* [Directive]
Count how many lines hold the string "Mesh". Answer with that number and nothing more.

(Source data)
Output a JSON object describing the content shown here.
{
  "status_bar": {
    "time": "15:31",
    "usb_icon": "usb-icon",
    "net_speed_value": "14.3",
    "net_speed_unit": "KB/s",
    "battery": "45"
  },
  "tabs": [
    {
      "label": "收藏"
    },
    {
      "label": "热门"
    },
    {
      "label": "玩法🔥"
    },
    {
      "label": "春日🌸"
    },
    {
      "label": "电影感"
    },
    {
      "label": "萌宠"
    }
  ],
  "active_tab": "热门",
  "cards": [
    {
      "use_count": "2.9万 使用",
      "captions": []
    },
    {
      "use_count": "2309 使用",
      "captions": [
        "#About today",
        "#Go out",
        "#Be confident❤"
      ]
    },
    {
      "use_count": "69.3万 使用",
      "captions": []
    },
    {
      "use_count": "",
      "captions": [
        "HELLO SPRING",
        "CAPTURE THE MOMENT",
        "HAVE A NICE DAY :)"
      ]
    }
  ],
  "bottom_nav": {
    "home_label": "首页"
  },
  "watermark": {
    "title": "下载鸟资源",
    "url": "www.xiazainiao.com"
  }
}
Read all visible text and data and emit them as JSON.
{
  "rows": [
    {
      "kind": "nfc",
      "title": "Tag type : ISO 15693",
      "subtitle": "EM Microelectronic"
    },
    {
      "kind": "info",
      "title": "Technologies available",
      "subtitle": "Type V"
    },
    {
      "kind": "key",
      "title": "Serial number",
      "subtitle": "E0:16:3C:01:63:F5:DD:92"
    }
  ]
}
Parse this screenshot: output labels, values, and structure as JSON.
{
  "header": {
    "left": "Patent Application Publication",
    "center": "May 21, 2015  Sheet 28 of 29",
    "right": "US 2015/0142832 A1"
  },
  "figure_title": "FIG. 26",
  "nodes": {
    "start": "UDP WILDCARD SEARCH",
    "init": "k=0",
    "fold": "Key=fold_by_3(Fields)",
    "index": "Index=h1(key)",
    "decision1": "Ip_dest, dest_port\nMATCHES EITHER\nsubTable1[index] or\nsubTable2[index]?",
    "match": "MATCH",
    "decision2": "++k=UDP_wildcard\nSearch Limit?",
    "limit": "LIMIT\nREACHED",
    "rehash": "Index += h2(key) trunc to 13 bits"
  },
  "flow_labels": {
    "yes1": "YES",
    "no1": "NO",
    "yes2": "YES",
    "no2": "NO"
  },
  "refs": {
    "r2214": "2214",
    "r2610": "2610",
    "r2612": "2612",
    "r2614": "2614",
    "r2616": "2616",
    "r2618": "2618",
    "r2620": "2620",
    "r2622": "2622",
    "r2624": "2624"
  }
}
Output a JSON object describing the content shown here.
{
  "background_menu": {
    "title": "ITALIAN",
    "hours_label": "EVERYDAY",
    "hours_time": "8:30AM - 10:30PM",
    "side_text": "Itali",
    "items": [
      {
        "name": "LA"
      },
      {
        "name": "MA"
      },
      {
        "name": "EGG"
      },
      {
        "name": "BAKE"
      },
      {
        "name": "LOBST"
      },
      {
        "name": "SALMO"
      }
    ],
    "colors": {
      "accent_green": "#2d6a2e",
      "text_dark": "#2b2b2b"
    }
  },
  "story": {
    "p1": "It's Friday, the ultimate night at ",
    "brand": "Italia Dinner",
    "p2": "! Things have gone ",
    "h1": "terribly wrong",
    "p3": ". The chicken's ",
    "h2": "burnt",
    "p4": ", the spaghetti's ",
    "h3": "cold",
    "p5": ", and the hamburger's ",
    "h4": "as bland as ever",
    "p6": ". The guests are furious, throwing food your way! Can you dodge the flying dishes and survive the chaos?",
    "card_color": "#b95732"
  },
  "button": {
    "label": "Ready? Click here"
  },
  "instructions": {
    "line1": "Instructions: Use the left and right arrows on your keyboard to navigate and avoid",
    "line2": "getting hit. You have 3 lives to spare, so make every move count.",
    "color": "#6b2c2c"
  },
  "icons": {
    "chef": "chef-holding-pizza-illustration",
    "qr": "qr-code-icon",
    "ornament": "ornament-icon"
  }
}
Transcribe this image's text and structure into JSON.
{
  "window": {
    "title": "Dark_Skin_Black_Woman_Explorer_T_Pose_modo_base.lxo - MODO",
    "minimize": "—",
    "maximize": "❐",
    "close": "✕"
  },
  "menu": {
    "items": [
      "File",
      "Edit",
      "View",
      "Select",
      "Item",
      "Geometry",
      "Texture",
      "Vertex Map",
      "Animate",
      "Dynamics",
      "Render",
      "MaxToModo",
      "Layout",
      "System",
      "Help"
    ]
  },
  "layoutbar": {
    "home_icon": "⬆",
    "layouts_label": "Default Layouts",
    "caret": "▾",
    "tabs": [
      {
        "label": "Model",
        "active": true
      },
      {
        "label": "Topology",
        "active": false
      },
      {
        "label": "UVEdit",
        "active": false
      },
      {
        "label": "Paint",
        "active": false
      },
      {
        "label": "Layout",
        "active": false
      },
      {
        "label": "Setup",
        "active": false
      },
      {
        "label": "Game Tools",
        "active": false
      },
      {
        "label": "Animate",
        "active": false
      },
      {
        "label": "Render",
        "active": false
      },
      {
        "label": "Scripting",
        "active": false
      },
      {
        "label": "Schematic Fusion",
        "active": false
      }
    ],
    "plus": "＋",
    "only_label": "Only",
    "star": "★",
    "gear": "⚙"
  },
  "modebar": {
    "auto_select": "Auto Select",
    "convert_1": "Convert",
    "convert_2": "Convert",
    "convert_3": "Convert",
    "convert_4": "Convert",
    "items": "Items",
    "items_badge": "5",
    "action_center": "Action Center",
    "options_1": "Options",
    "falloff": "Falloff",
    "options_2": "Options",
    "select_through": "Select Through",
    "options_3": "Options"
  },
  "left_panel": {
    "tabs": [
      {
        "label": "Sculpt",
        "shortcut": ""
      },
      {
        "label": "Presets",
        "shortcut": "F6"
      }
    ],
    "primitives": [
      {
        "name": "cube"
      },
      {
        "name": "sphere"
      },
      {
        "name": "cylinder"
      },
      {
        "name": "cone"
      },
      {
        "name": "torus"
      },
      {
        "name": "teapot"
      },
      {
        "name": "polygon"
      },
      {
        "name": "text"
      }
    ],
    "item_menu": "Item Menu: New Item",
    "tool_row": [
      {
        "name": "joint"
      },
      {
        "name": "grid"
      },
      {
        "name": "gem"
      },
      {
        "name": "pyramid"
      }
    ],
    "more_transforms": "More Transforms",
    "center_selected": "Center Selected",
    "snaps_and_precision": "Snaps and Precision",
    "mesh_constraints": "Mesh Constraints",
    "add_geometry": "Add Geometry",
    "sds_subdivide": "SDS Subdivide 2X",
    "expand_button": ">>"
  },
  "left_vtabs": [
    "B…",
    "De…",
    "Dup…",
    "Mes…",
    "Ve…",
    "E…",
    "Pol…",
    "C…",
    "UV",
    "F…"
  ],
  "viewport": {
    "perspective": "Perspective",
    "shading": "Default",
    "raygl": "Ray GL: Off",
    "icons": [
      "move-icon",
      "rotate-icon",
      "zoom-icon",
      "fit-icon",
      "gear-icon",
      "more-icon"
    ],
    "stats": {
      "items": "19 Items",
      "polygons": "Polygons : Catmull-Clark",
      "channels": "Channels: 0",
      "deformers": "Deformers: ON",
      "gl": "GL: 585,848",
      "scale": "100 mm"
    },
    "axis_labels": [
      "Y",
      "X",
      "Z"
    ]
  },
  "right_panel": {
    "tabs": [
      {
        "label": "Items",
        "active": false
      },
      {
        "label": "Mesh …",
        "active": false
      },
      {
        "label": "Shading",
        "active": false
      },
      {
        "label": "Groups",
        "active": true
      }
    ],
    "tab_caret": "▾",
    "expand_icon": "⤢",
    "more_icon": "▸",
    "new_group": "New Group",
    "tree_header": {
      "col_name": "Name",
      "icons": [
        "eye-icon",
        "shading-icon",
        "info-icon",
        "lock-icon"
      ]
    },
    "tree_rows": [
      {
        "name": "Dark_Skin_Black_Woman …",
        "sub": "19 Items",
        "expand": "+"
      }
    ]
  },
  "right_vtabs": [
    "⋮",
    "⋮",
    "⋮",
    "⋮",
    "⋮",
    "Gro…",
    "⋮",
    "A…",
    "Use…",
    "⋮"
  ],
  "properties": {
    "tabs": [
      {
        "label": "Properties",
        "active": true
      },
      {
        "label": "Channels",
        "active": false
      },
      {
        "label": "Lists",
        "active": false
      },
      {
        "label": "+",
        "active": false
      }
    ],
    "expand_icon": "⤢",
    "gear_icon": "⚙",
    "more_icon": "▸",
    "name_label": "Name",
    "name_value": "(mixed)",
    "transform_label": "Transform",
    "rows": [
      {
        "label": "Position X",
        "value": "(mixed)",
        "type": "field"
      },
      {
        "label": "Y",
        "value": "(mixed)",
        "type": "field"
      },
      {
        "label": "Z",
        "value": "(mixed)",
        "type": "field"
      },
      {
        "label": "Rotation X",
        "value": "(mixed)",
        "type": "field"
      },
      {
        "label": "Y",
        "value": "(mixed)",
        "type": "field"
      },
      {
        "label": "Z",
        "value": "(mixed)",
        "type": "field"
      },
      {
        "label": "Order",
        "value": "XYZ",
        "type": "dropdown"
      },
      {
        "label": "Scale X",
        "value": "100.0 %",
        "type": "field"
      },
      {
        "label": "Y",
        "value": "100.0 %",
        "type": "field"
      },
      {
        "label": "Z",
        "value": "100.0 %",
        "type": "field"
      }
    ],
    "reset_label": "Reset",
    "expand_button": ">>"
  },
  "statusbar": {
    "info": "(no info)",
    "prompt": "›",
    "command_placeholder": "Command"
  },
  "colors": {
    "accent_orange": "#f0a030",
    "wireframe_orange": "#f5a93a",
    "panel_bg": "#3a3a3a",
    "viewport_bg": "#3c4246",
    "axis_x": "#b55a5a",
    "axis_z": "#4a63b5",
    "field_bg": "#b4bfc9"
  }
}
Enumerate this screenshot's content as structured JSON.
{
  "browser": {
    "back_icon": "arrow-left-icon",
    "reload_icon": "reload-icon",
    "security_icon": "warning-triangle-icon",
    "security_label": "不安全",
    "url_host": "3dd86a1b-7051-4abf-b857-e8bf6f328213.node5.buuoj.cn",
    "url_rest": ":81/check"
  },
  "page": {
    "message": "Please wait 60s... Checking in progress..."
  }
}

* [Answer for this exercise]
2